Collected data entries:

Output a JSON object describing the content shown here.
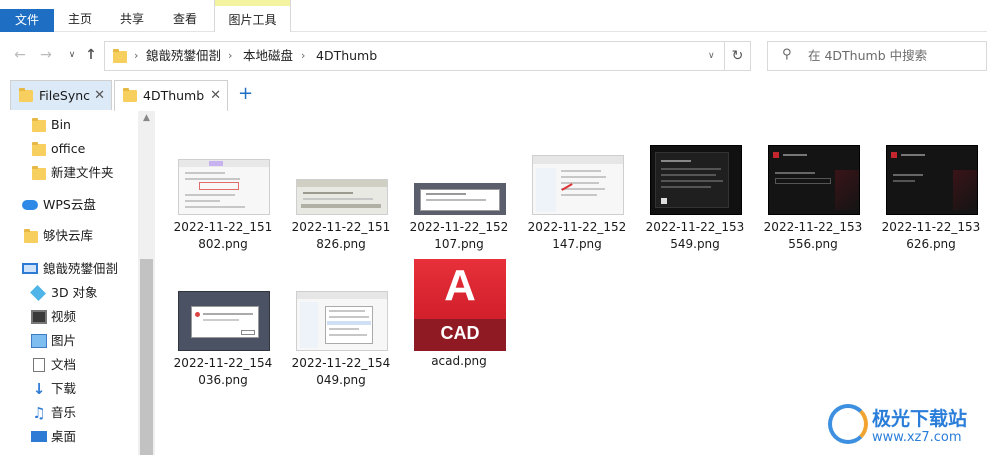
{
  "ribbon": {
    "tabs": [
      "文件",
      "主页",
      "共享",
      "查看",
      "图片工具"
    ]
  },
  "nav": {
    "back_icon": "arrow-left-icon",
    "forward_icon": "arrow-right-icon",
    "recent_icon": "chevron-down-icon",
    "up_icon": "arrow-up-icon",
    "breadcrumb": [
      "鎴戠殑鐢佃剳",
      "本地磁盘",
      "4DThumb"
    ],
    "search_placeholder": "在 4DThumb 中搜索"
  },
  "doc_tabs": [
    {
      "label": "FileSync",
      "active": false
    },
    {
      "label": "4DThumb",
      "active": true
    }
  ],
  "sidebar": {
    "items": [
      {
        "label": "Bin",
        "icon": "folder-icon"
      },
      {
        "label": "office",
        "icon": "folder-icon"
      },
      {
        "label": "新建文件夹",
        "icon": "folder-icon"
      },
      {
        "label": "WPS云盘",
        "icon": "cloud-icon"
      },
      {
        "label": "够快云库",
        "icon": "folder-icon"
      },
      {
        "label": "鎴戠殑鐢佃剳",
        "icon": "computer-icon"
      },
      {
        "label": "3D 对象",
        "icon": "cube-icon"
      },
      {
        "label": "视频",
        "icon": "video-icon"
      },
      {
        "label": "图片",
        "icon": "picture-icon"
      },
      {
        "label": "文档",
        "icon": "document-icon"
      },
      {
        "label": "下载",
        "icon": "download-icon"
      },
      {
        "label": "音乐",
        "icon": "music-icon"
      },
      {
        "label": "桌面",
        "icon": "desktop-icon"
      }
    ]
  },
  "files": [
    {
      "name": "2022-11-22_151802.png",
      "line1": "2022-11-22_151",
      "line2": "802.png",
      "kind": "window"
    },
    {
      "name": "2022-11-22_151826.png",
      "line1": "2022-11-22_151",
      "line2": "826.png",
      "kind": "dialog-light"
    },
    {
      "name": "2022-11-22_152107.png",
      "line1": "2022-11-22_152",
      "line2": "107.png",
      "kind": "dialog-gray"
    },
    {
      "name": "2022-11-22_152147.png",
      "line1": "2022-11-22_152",
      "line2": "147.png",
      "kind": "explorer"
    },
    {
      "name": "2022-11-22_153549.png",
      "line1": "2022-11-22_153",
      "line2": "549.png",
      "kind": "dark-license"
    },
    {
      "name": "2022-11-22_153556.png",
      "line1": "2022-11-22_153",
      "line2": "556.png",
      "kind": "dark-installer"
    },
    {
      "name": "2022-11-22_153626.png",
      "line1": "2022-11-22_153",
      "line2": "626.png",
      "kind": "dark-installer"
    },
    {
      "name": "2022-11-22_154036.png",
      "line1": "2022-11-22_154",
      "line2": "036.png",
      "kind": "gray-alert"
    },
    {
      "name": "2022-11-22_154049.png",
      "line1": "2022-11-22_154",
      "line2": "049.png",
      "kind": "context-menu"
    },
    {
      "name": "acad.png",
      "line1": "acad.png",
      "line2": "",
      "kind": "autocad-icon",
      "icon_letter": "A",
      "icon_text": "CAD"
    }
  ],
  "watermark": {
    "title": "极光下载站",
    "url": "www.xz7.com"
  },
  "colors": {
    "accent": "#1e6fc4",
    "folder": "#f6cf5f",
    "autocad_red": "#d11f2b"
  }
}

→ **WRITTEN INSTRUCTION**
From the data, list each line in which the string "name" appears.

→ **ANSWER TO THIS PROBLEM**
      "name": "2022-11-22_151802.png",
      "name": "2022-11-22_151826.png",
      "name": "2022-11-22_152107.png",
      "name": "2022-11-22_152147.png",
      "name": "2022-11-22_153549.png",
      "name": "2022-11-22_153556.png",
      "name": "2022-11-22_153626.png",
      "name": "2022-11-22_154036.png",
      "name": "2022-11-22_154049.png",
      "name": "acad.png",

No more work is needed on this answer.